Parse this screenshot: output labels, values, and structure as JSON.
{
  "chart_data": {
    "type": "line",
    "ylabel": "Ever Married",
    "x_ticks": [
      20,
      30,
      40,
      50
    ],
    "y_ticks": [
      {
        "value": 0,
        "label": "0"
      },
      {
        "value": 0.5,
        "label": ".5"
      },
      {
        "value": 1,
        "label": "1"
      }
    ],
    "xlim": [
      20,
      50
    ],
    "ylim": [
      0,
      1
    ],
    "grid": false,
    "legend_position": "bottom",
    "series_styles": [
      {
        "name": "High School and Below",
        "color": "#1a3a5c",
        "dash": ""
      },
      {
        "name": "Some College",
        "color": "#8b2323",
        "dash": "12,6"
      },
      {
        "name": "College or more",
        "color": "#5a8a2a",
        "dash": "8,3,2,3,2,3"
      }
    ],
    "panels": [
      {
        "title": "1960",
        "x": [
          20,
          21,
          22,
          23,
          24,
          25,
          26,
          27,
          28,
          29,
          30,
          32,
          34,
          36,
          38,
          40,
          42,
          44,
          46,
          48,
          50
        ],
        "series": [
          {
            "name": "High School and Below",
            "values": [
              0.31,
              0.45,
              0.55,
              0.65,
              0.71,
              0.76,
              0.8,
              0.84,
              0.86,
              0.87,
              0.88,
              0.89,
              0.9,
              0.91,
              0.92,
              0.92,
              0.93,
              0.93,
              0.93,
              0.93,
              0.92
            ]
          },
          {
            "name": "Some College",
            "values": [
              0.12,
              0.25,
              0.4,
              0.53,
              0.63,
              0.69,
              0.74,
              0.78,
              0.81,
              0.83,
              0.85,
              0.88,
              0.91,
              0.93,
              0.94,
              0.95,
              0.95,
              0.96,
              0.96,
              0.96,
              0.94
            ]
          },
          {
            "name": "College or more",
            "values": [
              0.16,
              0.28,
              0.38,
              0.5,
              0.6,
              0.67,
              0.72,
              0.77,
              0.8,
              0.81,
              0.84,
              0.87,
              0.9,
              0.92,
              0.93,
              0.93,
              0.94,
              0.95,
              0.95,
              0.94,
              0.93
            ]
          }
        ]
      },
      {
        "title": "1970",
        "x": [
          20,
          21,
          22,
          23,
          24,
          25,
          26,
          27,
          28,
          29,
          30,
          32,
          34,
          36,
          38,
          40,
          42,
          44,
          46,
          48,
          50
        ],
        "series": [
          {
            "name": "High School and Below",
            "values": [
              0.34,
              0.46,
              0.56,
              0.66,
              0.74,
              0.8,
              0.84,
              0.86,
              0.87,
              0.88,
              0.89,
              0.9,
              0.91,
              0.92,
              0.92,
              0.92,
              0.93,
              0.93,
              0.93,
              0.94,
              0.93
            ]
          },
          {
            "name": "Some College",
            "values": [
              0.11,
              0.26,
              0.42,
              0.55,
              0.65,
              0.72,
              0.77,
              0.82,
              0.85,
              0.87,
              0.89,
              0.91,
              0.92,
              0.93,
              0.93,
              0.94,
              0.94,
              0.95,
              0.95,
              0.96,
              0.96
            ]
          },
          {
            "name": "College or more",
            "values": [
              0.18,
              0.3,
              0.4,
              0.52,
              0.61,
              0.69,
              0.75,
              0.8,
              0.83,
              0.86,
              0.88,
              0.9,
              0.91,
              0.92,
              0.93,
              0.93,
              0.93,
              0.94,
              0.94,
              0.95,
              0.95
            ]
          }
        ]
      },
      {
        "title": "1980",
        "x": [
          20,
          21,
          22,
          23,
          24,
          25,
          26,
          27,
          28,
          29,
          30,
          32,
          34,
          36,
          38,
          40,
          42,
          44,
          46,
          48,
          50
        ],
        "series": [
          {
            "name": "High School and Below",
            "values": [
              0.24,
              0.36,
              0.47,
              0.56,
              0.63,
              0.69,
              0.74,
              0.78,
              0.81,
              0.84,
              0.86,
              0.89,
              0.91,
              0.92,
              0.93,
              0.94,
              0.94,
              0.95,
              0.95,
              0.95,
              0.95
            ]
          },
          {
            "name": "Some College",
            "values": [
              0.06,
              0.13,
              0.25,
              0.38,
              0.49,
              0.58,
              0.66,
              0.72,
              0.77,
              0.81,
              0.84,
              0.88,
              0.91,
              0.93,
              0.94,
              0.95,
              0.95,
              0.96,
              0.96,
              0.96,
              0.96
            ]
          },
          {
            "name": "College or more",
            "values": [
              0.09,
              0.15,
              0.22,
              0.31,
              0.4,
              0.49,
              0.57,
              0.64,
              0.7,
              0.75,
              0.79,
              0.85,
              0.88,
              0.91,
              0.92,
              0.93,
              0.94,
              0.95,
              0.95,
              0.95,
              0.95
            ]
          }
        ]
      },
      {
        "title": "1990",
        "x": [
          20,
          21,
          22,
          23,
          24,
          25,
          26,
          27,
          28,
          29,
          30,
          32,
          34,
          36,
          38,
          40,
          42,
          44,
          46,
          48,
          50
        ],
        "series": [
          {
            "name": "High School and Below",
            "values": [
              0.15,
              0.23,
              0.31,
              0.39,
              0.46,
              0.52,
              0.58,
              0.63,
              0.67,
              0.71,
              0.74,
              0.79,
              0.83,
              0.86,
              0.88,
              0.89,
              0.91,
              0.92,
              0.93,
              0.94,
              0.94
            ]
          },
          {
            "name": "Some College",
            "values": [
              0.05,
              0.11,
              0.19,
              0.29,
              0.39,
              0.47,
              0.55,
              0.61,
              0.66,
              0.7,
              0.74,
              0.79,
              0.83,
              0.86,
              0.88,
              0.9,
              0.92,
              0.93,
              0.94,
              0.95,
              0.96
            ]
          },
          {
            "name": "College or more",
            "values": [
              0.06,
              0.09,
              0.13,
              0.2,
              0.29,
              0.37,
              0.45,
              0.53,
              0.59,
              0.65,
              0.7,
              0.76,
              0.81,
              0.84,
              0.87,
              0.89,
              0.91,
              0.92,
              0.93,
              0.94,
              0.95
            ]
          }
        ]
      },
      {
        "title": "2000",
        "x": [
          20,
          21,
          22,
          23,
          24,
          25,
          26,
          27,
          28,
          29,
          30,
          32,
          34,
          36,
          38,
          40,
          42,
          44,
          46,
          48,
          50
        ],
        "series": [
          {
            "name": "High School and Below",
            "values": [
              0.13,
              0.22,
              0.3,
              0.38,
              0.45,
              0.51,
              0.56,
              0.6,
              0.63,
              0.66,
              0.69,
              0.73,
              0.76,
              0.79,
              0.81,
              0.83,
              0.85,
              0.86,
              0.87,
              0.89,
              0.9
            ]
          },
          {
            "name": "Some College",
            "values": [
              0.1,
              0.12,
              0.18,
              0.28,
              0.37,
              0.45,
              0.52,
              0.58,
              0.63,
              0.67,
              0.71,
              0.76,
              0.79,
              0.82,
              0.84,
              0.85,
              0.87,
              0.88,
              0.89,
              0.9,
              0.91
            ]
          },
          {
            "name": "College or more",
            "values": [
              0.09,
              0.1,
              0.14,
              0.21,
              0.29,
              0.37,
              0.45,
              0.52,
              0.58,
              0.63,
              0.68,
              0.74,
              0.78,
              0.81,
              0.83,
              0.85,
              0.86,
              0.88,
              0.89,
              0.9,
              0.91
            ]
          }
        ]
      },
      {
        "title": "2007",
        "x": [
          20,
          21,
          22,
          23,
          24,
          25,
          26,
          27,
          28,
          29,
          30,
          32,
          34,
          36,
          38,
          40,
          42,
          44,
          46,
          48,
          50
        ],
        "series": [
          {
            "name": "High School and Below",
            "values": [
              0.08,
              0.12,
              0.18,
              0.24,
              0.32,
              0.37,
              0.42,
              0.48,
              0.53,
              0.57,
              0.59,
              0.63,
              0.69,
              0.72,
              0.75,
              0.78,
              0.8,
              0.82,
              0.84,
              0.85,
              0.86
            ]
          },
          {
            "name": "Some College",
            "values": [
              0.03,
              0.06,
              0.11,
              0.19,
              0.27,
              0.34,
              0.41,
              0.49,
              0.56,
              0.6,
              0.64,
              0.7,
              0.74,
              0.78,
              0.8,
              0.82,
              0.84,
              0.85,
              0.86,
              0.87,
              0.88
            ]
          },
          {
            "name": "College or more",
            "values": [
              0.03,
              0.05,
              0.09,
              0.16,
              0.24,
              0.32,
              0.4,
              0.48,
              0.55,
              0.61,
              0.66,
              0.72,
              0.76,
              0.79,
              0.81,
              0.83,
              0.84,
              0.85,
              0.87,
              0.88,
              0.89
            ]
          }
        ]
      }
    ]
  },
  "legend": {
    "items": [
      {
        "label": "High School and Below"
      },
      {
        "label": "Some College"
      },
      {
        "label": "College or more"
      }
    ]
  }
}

Written instruction:
Look for the word "color" in every line of the listing and copy the lines that have it.

Result of the task:
        "color": "#1a3a5c",
        "color": "#8b2323",
        "color": "#5a8a2a",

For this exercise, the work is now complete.